Records to use
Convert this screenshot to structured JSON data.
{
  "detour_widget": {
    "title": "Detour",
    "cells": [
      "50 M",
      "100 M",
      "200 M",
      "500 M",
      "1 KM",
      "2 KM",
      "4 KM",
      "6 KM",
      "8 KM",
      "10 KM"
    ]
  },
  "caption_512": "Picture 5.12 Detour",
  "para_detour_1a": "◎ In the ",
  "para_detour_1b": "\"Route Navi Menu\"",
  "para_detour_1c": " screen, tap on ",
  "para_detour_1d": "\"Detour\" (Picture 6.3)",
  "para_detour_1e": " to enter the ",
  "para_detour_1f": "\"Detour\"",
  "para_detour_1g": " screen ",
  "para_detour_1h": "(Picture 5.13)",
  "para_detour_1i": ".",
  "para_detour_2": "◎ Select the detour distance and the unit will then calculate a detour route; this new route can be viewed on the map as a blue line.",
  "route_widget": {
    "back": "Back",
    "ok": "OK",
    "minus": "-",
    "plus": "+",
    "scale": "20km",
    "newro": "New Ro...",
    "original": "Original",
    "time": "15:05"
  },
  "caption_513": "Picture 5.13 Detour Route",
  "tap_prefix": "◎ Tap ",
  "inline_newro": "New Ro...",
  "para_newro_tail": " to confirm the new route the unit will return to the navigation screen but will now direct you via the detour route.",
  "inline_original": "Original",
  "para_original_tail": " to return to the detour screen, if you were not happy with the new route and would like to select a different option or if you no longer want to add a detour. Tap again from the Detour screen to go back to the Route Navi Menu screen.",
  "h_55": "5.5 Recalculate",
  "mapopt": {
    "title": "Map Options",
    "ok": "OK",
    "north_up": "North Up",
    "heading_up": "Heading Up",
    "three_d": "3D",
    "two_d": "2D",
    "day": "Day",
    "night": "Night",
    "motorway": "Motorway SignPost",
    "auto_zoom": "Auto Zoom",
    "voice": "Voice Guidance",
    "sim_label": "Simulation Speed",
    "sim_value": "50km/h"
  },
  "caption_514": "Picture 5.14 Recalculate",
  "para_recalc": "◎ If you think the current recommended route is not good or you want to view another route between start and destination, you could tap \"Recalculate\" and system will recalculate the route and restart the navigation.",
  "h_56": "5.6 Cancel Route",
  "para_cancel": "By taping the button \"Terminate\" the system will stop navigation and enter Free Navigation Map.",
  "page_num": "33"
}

Objective
Filter the records down to the lines that contain the string "this", and copy those lines.

Answer below
Convert this screenshot to structured JSON data.
  "para_detour_2": "◎ Select the detour distance and the unit will then calculate a detour route; this new route can be viewed on the map as a blue line.",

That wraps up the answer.